Entries taken from a collection
┄┄┄┄┄┄

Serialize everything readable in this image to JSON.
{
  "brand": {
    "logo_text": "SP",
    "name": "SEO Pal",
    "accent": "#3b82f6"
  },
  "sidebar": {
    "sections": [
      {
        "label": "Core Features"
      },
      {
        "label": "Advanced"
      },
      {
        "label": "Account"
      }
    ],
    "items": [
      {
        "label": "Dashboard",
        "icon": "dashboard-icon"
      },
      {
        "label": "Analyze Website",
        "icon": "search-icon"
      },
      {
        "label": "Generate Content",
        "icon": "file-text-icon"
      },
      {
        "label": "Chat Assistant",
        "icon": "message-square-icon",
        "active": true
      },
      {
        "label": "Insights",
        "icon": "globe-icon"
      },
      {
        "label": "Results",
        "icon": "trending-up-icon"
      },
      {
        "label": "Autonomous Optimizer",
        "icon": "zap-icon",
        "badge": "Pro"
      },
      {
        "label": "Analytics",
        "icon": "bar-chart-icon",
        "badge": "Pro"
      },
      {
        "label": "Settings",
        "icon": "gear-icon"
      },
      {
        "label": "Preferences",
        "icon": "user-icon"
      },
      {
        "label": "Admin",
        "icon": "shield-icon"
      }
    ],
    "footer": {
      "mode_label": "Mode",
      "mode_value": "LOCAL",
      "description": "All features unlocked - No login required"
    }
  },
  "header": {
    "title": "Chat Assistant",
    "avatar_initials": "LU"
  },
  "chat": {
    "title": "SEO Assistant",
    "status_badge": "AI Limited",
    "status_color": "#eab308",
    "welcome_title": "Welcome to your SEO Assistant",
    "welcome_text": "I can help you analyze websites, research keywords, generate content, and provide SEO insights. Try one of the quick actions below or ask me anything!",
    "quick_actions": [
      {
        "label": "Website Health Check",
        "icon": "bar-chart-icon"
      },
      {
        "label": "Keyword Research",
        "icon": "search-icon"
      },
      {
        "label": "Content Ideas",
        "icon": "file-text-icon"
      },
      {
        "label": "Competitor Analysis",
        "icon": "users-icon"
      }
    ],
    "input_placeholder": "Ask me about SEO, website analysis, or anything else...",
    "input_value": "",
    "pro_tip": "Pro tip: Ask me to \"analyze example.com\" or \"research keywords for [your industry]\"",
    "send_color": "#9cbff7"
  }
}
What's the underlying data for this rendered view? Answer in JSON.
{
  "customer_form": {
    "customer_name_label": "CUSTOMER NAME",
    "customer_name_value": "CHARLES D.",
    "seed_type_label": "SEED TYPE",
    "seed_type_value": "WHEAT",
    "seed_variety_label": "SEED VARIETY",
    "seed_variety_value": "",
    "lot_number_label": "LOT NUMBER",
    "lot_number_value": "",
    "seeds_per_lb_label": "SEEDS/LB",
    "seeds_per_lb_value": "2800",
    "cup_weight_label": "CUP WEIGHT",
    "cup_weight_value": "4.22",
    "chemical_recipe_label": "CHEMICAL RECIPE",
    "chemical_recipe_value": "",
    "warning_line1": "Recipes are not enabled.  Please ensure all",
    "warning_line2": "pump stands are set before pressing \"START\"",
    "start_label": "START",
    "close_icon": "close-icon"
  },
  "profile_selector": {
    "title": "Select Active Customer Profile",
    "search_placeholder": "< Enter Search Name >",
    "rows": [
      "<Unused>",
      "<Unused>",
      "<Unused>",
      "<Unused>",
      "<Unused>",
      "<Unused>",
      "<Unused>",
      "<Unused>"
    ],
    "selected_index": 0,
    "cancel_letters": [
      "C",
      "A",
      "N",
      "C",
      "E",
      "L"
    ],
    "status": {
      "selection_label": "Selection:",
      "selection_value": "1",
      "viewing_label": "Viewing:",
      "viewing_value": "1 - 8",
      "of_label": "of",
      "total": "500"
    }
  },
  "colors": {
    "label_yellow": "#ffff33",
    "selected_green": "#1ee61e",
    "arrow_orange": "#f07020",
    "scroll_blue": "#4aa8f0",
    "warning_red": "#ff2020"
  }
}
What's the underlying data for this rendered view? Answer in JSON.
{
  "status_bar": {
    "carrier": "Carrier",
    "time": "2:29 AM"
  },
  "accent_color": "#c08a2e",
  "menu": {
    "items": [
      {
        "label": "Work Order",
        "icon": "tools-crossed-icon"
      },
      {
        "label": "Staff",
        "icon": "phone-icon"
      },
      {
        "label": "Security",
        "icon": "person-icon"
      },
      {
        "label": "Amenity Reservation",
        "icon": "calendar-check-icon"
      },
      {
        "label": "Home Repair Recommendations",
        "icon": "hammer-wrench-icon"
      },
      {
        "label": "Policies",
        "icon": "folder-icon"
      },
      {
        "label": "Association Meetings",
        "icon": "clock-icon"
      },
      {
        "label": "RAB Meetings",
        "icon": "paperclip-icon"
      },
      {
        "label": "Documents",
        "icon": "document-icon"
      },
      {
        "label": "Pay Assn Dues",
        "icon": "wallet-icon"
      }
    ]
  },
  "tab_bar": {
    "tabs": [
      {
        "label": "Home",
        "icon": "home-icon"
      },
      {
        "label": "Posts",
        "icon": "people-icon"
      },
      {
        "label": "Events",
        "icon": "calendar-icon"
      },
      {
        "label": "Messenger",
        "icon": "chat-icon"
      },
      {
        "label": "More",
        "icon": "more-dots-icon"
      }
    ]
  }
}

┄┄┄┄┄┄

▶ [INSTRUCTIONS FOR THE TASK]: Print the listing above in full, exactly as it is.

▶ [ANSWER BELOW]:
Serialize everything readable in this image to JSON.
{
  "brand": {
    "logo_text": "SP",
    "name": "SEO Pal",
    "accent": "#3b82f6"
  },
  "sidebar": {
    "sections": [
      {
        "label": "Core Features"
      },
      {
        "label": "Advanced"
      },
      {
        "label": "Account"
      }
    ],
    "items": [
      {
        "label": "Dashboard",
        "icon": "dashboard-icon"
      },
      {
        "label": "Analyze Website",
        "icon": "search-icon"
      },
      {
        "label": "Generate Content",
        "icon": "file-text-icon"
      },
      {
        "label": "Chat Assistant",
        "icon": "message-square-icon",
        "active": true
      },
      {
        "label": "Insights",
        "icon": "globe-icon"
      },
      {
        "label": "Results",
        "icon": "trending-up-icon"
      },
      {
        "label": "Autonomous Optimizer",
        "icon": "zap-icon",
        "badge": "Pro"
      },
      {
        "label": "Analytics",
        "icon": "bar-chart-icon",
        "badge": "Pro"
      },
      {
        "label": "Settings",
        "icon": "gear-icon"
      },
      {
        "label": "Preferences",
        "icon": "user-icon"
      },
      {
        "label": "Admin",
        "icon": "shield-icon"
      }
    ],
    "footer": {
      "mode_label": "Mode",
      "mode_value": "LOCAL",
      "description": "All features unlocked - No login required"
    }
  },
  "header": {
    "title": "Chat Assistant",
    "avatar_initials": "LU"
  },
  "chat": {
    "title": "SEO Assistant",
    "status_badge": "AI Limited",
    "status_color": "#eab308",
    "welcome_title": "Welcome to your SEO Assistant",
    "welcome_text": "I can help you analyze websites, research keywords, generate content, and provide SEO insights. Try one of the quick actions below or ask me anything!",
    "quick_actions": [
      {
        "label": "Website Health Check",
        "icon": "bar-chart-icon"
      },
      {
        "label": "Keyword Research",
        "icon": "search-icon"
      },
      {
        "label": "Content Ideas",
        "icon": "file-text-icon"
      },
      {
        "label": "Competitor Analysis",
        "icon": "users-icon"
      }
    ],
    "input_placeholder": "Ask me about SEO, website analysis, or anything else...",
    "input_value": "",
    "pro_tip": "Pro tip: Ask me to \"analyze example.com\" or \"research keywords for [your industry]\"",
    "send_color": "#9cbff7"
  }
}
What's the underlying data for this rendered view? Answer in JSON.
{
  "customer_form": {
    "customer_name_label": "CUSTOMER NAME",
    "customer_name_value": "CHARLES D.",
    "seed_type_label": "SEED TYPE",
    "seed_type_value": "WHEAT",
    "seed_variety_label": "SEED VARIETY",
    "seed_variety_value": "",
    "lot_number_label": "LOT NUMBER",
    "lot_number_value": "",
    "seeds_per_lb_label": "SEEDS/LB",
    "seeds_per_lb_value": "2800",
    "cup_weight_label": "CUP WEIGHT",
    "cup_weight_value": "4.22",
    "chemical_recipe_label": "CHEMICAL RECIPE",
    "chemical_recipe_value": "",
    "warning_line1": "Recipes are not enabled.  Please ensure all",
    "warning_line2": "pump stands are set before pressing \"START\"",
    "start_label": "START",
    "close_icon": "close-icon"
  },
  "profile_selector": {
    "title": "Select Active Customer Profile",
    "search_placeholder": "< Enter Search Name >",
    "rows": [
      "<Unused>",
      "<Unused>",
      "<Unused>",
      "<Unused>",
      "<Unused>",
      "<Unused>",
      "<Unused>",
      "<Unused>"
    ],
    "selected_index": 0,
    "cancel_letters": [
      "C",
      "A",
      "N",
      "C",
      "E",
      "L"
    ],
    "status": {
      "selection_label": "Selection:",
      "selection_value": "1",
      "viewing_label": "Viewing:",
      "viewing_value": "1 - 8",
      "of_label": "of",
      "total": "500"
    }
  },
  "colors": {
    "label_yellow": "#ffff33",
    "selected_green": "#1ee61e",
    "arrow_orange": "#f07020",
    "scroll_blue": "#4aa8f0",
    "warning_red": "#ff2020"
  }
}
What's the underlying data for this rendered view? Answer in JSON.
{
  "status_bar": {
    "carrier": "Carrier",
    "time": "2:29 AM"
  },
  "accent_color": "#c08a2e",
  "menu": {
    "items": [
      {
        "label": "Work Order",
        "icon": "tools-crossed-icon"
      },
      {
        "label": "Staff",
        "icon": "phone-icon"
      },
      {
        "label": "Security",
        "icon": "person-icon"
      },
      {
        "label": "Amenity Reservation",
        "icon": "calendar-check-icon"
      },
      {
        "label": "Home Repair Recommendations",
        "icon": "hammer-wrench-icon"
      },
      {
        "label": "Policies",
        "icon": "folder-icon"
      },
      {
        "label": "Association Meetings",
        "icon": "clock-icon"
      },
      {
        "label": "RAB Meetings",
        "icon": "paperclip-icon"
      },
      {
        "label": "Documents",
        "icon": "document-icon"
      },
      {
        "label": "Pay Assn Dues",
        "icon": "wallet-icon"
      }
    ]
  },
  "tab_bar": {
    "tabs": [
      {
        "label": "Home",
        "icon": "home-icon"
      },
      {
        "label": "Posts",
        "icon": "people-icon"
      },
      {
        "label": "Events",
        "icon": "calendar-icon"
      },
      {
        "label": "Messenger",
        "icon": "chat-icon"
      },
      {
        "label": "More",
        "icon": "more-dots-icon"
      }
    ]
  }
}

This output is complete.